• [Saved entries]
((

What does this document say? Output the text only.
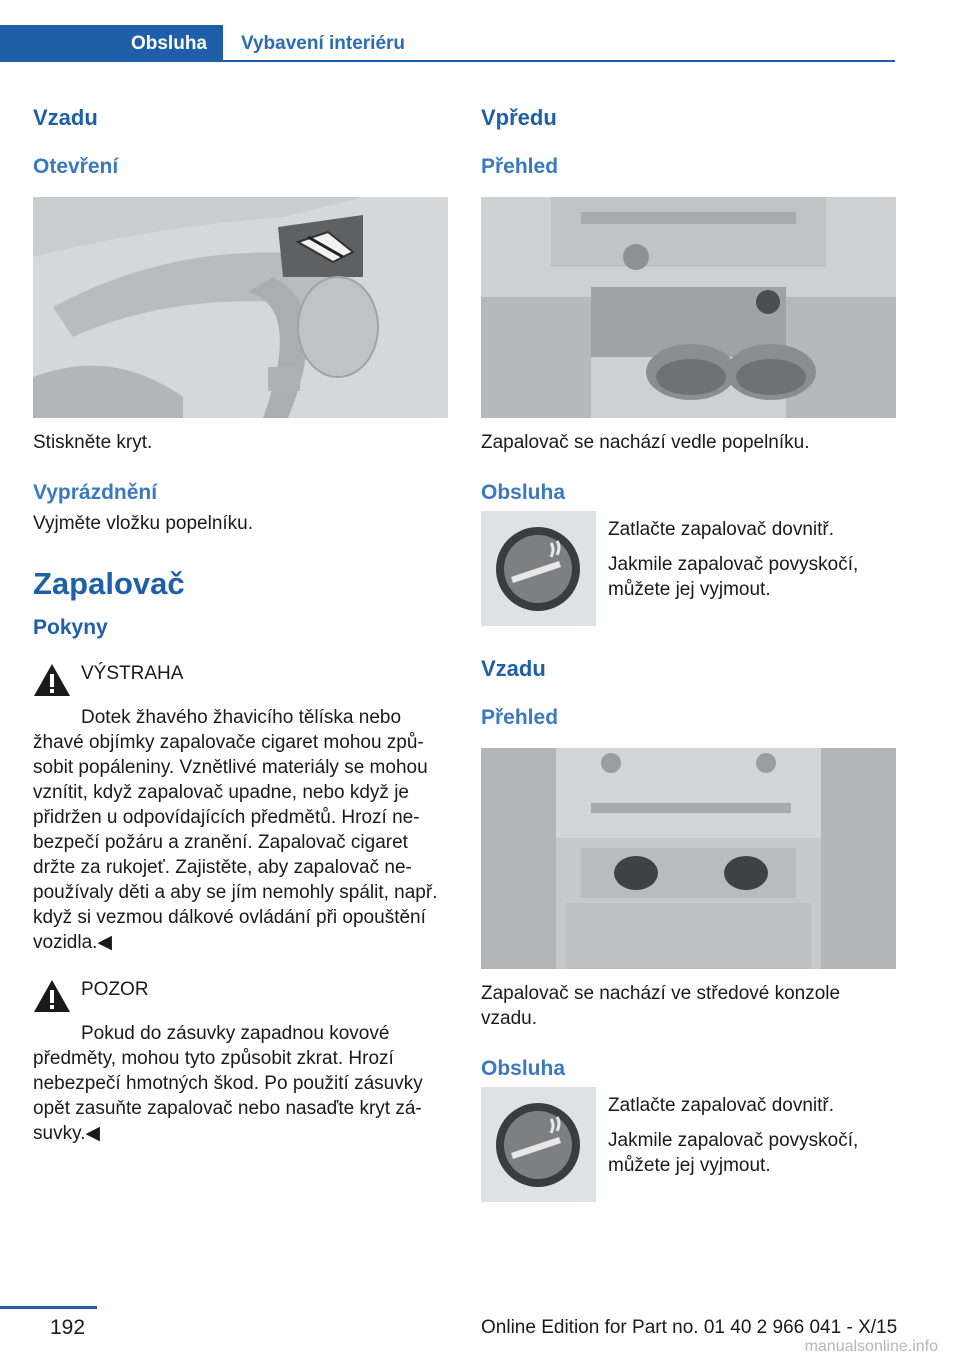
Obsluha	Vybavení interiéru

Vzadu

Otevření

Stiskněte kryt.

Vyprázdnění

Vyjměte vložku popelníku.

Zapalovač

Pokyny

VÝSTRAHA

Dotek žhavého žhavicího tělíska nebo

žhavé objímky zapalovače cigaret mohou způ‐ sobit popáleniny. Vznětlivé materiály se mohou vznítit, když zapalovač upadne, nebo když je přidržen u odpovídajících předmětů. Hrozí ne‐ bezpečí požáru a zranění. Zapalovač cigaret držte za rukojeť. Zajistěte, aby zapalovač ne‐ používaly děti a aby se jím nemohly spálit, např. když si vezmou dálkové ovládání při opouštění vozidla.◀

POZOR

Pokud do zásuvky zapadnou kovové

předměty, mohou tyto způsobit zkrat. Hrozí nebezpečí hmotných škod. Po použití zásuvky opět zasuňte zapalovač nebo nasaďte kryt zá‐ suvky.◀

Vpředu

Přehled

Zapalovač se nachází vedle popelníku.

Obsluha

Zatlačte zapalovač dovnitř.

Jakmile zapalovač povyskočí, můžete jej vyjmout.

Vzadu

Přehled

Zapalovač se nachází ve středové konzole vzadu.

Obsluha

Zatlačte zapalovač dovnitř.

Jakmile zapalovač povyskočí, můžete jej vyjmout.

192	Online Edition for Part no. 01 40 2 966 041 - X/15
manualsonline.info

))

• [PROBLEM DETAILS]
Produce an exact copy of each line of data, skipping embedded images.

• [EXERCISE ANSWER]
What does this document say? Output the text only.
Obsluha	Vybavení interiéru

Vzadu

Otevření

Stiskněte kryt.

Vyprázdnění

Vyjměte vložku popelníku.

Zapalovač

Pokyny

VÝSTRAHA

Dotek žhavého žhavicího tělíska nebo

žhavé objímky zapalovače cigaret mohou způ‐ sobit popáleniny. Vznětlivé materiály se mohou vznítit, když zapalovač upadne, nebo když je přidržen u odpovídajících předmětů. Hrozí ne‐ bezpečí požáru a zranění. Zapalovač cigaret držte za rukojeť. Zajistěte, aby zapalovač ne‐ používaly děti a aby se jím nemohly spálit, např. když si vezmou dálkové ovládání při opouštění vozidla.◀

POZOR

Pokud do zásuvky zapadnou kovové

předměty, mohou tyto způsobit zkrat. Hrozí nebezpečí hmotných škod. Po použití zásuvky opět zasuňte zapalovač nebo nasaďte kryt zá‐ suvky.◀

Vpředu

Přehled

Zapalovač se nachází vedle popelníku.

Obsluha

Zatlačte zapalovač dovnitř.

Jakmile zapalovač povyskočí, můžete jej vyjmout.

Vzadu

Přehled

Zapalovač se nachází ve středové konzole vzadu.

Obsluha

Zatlačte zapalovač dovnitř.

Jakmile zapalovač povyskočí, můžete jej vyjmout.

192	Online Edition for Part no. 01 40 2 966 041 - X/15
manualsonline.info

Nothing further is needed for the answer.